Wherever the string "star" appears, copy the whole line.

****************************************

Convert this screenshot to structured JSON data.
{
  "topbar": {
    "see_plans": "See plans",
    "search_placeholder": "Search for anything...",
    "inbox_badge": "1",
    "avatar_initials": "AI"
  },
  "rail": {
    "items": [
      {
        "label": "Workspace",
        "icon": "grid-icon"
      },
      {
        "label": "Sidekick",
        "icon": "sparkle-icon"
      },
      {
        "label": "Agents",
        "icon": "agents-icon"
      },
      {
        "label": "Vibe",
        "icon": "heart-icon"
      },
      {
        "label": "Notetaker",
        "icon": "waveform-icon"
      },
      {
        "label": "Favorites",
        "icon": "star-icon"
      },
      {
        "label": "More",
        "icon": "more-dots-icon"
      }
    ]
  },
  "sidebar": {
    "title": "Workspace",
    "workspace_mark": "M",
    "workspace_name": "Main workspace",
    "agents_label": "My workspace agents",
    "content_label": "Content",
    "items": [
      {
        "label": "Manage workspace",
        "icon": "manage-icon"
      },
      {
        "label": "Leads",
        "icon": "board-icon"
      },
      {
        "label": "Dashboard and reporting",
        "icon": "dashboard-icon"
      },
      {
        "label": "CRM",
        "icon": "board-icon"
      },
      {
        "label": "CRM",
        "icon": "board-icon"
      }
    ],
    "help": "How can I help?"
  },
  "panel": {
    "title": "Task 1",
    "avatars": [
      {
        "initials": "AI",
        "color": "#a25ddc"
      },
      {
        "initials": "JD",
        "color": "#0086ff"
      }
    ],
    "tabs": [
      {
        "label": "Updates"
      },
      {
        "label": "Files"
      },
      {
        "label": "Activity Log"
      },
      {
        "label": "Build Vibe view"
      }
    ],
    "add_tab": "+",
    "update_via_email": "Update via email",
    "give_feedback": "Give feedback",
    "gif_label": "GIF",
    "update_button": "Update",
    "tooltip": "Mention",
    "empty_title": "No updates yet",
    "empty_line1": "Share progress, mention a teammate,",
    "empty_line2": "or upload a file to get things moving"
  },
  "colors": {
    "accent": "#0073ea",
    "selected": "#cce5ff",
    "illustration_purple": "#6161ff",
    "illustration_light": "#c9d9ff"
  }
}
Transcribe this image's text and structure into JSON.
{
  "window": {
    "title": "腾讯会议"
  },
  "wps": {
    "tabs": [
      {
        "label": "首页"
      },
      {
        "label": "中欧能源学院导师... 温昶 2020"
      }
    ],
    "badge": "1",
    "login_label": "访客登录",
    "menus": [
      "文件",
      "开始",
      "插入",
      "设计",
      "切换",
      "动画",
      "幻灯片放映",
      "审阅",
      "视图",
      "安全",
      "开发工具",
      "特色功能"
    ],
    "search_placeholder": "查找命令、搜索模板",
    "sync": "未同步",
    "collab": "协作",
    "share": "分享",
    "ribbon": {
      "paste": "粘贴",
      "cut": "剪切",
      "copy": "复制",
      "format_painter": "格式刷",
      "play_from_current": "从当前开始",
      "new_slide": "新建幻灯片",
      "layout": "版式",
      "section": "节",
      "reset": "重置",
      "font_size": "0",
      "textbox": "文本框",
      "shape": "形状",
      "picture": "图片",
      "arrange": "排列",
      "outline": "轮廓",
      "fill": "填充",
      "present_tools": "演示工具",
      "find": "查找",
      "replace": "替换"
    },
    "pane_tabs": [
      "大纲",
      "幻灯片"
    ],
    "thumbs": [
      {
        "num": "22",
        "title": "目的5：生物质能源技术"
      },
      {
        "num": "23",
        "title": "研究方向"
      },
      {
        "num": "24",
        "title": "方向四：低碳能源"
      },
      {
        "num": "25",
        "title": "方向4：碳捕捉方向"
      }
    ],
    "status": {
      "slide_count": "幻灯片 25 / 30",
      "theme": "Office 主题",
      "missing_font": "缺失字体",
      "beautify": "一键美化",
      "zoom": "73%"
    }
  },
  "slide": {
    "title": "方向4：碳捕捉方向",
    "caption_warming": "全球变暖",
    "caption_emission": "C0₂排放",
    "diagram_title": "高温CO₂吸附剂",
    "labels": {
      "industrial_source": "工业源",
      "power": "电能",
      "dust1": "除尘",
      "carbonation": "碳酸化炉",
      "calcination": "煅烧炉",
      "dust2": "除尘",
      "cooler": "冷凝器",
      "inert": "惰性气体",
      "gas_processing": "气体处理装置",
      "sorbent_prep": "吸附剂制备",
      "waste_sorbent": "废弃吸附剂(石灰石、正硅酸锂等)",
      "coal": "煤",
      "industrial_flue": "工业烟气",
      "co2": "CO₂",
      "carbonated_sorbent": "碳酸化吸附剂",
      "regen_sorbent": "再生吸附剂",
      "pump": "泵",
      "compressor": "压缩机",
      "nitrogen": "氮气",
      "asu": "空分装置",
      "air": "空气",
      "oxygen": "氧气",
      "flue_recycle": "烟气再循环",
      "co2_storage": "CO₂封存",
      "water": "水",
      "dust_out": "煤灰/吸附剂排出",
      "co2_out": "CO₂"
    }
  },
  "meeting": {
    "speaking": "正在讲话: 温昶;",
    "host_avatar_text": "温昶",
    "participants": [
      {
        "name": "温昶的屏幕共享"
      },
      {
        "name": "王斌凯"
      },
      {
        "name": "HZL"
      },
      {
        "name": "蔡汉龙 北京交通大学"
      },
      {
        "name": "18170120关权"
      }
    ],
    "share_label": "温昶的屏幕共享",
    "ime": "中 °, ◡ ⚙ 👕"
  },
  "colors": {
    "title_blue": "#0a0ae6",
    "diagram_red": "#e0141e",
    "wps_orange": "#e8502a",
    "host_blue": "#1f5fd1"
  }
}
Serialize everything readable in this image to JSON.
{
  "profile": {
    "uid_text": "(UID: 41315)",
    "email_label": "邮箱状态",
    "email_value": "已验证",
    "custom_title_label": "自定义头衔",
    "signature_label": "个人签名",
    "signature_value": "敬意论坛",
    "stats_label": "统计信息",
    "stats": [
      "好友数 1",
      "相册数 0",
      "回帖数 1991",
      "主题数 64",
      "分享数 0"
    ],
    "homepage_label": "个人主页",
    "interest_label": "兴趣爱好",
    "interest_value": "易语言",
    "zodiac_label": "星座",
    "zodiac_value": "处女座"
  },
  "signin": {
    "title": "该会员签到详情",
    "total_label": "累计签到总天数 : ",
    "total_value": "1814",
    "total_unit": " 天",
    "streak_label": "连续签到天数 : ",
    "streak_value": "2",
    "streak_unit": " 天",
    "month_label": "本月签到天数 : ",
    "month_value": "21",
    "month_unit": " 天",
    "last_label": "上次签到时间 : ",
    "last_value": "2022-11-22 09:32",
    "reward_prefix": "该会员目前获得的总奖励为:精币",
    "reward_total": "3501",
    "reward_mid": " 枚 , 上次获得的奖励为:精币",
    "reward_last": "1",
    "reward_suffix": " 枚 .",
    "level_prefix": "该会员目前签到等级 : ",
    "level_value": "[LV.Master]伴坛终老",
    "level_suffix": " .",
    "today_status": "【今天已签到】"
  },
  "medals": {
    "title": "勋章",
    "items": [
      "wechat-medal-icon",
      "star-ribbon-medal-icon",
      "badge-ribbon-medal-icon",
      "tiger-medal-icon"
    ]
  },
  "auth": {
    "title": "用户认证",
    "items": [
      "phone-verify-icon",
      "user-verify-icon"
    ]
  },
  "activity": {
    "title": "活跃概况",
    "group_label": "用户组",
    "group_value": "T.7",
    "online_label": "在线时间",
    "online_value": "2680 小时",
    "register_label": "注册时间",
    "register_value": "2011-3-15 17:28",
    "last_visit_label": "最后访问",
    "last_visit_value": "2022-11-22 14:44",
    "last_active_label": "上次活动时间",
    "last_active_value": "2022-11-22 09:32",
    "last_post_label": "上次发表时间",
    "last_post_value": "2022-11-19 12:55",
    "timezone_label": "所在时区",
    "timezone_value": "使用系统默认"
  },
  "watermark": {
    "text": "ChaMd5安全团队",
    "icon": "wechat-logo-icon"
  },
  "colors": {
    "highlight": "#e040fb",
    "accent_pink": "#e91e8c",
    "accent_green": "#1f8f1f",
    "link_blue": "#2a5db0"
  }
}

****************************************

## Answer
        "icon": "star-icon"
      "star-ribbon-medal-icon",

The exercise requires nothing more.